Copy each line where the word "insurance" occurs.

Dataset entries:
## Start

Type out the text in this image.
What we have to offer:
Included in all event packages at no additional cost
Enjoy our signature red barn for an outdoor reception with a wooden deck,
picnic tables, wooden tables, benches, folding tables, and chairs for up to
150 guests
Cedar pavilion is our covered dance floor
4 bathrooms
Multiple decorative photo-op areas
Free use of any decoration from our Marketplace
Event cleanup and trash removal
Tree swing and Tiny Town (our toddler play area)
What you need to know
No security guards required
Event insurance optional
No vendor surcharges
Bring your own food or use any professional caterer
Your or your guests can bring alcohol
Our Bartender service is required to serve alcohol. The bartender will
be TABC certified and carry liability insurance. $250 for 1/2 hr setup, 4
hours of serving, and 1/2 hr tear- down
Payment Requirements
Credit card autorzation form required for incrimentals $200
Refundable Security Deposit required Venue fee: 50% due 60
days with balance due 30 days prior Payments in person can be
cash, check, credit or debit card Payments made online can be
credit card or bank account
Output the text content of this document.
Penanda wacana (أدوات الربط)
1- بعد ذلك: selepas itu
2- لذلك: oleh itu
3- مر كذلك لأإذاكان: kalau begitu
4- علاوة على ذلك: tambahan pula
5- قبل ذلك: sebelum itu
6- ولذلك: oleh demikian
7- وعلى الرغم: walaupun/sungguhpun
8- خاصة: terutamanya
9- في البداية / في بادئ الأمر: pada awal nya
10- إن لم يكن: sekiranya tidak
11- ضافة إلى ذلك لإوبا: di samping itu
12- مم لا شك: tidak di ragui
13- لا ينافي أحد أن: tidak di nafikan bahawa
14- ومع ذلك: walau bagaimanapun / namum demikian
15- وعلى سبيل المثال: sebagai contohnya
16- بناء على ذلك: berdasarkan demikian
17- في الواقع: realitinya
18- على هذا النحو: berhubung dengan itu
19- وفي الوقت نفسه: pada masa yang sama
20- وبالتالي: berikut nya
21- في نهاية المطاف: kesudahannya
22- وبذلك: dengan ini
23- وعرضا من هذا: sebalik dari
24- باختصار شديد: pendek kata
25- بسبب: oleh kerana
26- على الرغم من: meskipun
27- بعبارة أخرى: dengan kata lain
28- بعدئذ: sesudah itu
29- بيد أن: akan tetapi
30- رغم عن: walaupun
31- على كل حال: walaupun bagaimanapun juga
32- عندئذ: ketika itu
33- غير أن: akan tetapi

## End

# Exercise result
Event insurance optional
be TABC certified and carry liability insurance. $250 for 1/2 hr setup, 4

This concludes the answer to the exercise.